_What you will do:_ Each line containing the word "icon" must be reported.

_Supplied data:_

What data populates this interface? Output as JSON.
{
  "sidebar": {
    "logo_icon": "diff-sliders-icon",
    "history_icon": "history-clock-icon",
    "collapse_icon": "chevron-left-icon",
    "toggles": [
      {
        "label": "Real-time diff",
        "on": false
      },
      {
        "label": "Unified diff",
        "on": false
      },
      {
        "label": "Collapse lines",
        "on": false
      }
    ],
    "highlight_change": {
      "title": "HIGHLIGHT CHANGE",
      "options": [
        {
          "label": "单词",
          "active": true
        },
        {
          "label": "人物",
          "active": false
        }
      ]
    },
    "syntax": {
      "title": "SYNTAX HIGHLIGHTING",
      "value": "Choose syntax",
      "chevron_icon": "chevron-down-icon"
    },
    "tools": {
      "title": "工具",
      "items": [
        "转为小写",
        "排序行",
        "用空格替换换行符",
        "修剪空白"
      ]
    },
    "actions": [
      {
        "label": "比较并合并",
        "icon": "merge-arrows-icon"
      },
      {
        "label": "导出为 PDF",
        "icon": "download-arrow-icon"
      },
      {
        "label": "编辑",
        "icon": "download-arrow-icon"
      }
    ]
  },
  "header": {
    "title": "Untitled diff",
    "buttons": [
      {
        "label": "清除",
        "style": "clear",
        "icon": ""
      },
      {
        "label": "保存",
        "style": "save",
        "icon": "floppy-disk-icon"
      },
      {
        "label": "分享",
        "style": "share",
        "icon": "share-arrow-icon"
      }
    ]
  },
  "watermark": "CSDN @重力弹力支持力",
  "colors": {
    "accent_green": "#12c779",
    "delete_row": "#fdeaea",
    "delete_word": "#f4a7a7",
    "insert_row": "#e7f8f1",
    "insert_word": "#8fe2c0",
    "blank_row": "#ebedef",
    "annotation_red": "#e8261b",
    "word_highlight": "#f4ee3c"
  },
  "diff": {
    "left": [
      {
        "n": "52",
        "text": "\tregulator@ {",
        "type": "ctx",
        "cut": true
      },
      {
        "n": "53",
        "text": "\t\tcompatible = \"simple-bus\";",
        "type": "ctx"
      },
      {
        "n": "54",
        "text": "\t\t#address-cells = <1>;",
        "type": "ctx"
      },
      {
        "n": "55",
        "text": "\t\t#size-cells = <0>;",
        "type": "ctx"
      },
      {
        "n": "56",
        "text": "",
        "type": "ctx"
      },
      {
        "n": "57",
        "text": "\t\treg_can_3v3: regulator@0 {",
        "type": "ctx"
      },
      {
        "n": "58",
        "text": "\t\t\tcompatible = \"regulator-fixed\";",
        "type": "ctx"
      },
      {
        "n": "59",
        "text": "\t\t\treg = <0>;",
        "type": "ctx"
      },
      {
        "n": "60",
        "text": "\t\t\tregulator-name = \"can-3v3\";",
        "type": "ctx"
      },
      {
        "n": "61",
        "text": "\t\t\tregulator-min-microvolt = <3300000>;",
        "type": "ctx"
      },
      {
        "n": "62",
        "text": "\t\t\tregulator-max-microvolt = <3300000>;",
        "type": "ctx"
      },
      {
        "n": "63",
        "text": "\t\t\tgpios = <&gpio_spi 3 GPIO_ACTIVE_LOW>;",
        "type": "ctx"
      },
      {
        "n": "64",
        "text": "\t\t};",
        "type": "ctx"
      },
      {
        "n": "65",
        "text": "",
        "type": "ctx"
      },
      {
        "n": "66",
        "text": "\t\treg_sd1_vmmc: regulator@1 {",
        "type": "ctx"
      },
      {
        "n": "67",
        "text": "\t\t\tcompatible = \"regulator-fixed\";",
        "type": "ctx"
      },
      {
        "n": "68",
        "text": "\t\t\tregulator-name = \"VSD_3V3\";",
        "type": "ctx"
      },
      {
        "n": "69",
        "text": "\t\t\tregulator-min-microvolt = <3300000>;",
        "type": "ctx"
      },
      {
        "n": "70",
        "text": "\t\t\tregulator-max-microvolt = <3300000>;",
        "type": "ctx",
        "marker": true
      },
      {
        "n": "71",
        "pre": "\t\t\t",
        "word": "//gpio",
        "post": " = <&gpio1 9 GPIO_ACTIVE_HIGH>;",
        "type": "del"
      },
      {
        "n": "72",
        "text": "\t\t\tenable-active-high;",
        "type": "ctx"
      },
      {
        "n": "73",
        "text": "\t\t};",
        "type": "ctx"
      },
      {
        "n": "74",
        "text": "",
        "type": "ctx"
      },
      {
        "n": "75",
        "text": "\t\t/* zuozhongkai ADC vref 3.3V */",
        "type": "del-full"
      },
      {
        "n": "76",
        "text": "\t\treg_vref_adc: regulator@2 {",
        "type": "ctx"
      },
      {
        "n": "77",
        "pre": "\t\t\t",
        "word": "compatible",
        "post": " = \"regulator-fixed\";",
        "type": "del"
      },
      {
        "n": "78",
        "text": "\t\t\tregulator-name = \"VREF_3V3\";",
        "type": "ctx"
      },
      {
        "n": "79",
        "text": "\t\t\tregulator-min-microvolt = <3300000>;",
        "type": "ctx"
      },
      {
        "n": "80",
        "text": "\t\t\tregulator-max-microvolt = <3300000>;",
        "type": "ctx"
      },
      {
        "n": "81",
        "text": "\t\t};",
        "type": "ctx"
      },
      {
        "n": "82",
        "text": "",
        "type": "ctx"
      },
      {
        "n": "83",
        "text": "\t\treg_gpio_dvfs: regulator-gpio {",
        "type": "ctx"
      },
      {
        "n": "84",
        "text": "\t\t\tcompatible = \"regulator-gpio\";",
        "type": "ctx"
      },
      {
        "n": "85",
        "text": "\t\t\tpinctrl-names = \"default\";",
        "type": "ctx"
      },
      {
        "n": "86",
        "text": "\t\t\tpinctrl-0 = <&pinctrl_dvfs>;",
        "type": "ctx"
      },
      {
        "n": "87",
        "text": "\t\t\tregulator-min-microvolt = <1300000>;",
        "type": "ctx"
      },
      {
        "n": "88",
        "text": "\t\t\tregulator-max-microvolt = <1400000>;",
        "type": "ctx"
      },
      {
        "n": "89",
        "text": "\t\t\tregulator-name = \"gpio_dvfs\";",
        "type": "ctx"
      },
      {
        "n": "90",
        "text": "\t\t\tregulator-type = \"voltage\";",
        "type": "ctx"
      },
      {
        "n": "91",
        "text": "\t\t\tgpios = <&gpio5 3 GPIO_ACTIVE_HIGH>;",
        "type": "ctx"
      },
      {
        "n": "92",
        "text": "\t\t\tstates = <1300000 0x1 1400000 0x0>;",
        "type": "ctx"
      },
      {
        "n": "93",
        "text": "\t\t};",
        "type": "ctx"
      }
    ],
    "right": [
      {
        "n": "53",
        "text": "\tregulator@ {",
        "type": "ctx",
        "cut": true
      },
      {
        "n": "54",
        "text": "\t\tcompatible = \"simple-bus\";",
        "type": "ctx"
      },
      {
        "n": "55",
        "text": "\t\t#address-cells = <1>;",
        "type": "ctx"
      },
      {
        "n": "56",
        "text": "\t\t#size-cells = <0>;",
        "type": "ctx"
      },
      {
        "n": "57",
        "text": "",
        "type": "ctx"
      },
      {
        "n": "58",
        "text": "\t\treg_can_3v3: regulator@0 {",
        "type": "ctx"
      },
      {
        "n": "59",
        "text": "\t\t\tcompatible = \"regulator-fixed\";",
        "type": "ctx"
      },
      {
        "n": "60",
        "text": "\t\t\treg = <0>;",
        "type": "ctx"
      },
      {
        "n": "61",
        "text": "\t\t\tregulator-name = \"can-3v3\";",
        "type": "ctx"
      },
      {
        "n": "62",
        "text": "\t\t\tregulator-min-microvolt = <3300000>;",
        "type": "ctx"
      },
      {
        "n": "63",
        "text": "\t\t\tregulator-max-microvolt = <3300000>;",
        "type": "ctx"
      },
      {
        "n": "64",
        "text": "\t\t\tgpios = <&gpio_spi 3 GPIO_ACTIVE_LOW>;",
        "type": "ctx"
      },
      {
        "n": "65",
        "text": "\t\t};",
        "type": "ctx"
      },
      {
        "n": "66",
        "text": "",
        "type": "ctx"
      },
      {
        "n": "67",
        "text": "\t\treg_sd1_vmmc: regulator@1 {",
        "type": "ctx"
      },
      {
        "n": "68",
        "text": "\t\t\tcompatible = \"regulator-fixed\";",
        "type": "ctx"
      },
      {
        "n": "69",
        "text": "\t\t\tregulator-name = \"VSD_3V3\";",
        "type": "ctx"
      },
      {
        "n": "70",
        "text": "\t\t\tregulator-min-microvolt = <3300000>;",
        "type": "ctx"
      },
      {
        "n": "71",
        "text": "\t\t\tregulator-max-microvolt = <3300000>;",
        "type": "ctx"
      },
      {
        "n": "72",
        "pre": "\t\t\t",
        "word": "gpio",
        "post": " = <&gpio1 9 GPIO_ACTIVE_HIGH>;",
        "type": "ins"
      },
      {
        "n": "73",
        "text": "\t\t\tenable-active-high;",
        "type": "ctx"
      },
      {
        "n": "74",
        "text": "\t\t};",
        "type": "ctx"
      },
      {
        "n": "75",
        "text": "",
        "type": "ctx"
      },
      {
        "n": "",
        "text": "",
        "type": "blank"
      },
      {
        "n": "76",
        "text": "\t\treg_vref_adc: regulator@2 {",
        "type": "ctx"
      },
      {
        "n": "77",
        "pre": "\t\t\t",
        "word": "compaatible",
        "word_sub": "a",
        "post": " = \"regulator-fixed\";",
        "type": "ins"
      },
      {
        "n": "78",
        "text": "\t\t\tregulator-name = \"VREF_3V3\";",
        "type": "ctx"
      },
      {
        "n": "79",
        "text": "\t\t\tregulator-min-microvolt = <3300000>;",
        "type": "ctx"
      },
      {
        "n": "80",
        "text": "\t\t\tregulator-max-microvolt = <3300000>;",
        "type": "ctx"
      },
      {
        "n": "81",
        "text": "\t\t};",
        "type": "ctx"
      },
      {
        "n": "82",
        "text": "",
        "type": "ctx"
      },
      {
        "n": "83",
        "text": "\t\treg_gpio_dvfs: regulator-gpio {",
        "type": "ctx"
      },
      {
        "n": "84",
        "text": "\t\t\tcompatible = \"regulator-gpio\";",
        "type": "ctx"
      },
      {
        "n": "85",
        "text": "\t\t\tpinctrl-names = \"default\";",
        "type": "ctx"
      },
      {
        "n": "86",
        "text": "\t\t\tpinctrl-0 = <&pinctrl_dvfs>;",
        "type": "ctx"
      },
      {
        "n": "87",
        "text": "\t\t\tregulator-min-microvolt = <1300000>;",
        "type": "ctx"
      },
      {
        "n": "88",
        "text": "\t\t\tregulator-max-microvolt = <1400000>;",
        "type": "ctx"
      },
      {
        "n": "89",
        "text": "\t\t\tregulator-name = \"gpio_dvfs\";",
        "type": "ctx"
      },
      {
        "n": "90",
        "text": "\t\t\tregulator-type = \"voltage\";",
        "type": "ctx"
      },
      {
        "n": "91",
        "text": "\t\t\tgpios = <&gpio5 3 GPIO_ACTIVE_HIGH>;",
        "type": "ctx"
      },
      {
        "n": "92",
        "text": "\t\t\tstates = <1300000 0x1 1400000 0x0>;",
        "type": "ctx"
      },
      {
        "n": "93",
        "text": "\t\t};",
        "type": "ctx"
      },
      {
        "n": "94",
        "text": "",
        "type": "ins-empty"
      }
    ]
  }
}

_Answer for this exercise:_
    "logo_icon": "diff-sliders-icon",
    "history_icon": "history-clock-icon",
    "collapse_icon": "chevron-left-icon",
      "chevron_icon": "chevron-down-icon"
        "icon": "merge-arrows-icon"
        "icon": "download-arrow-icon"
        "icon": "download-arrow-icon"
        "icon": ""
        "icon": "floppy-disk-icon"
        "icon": "share-arrow-icon"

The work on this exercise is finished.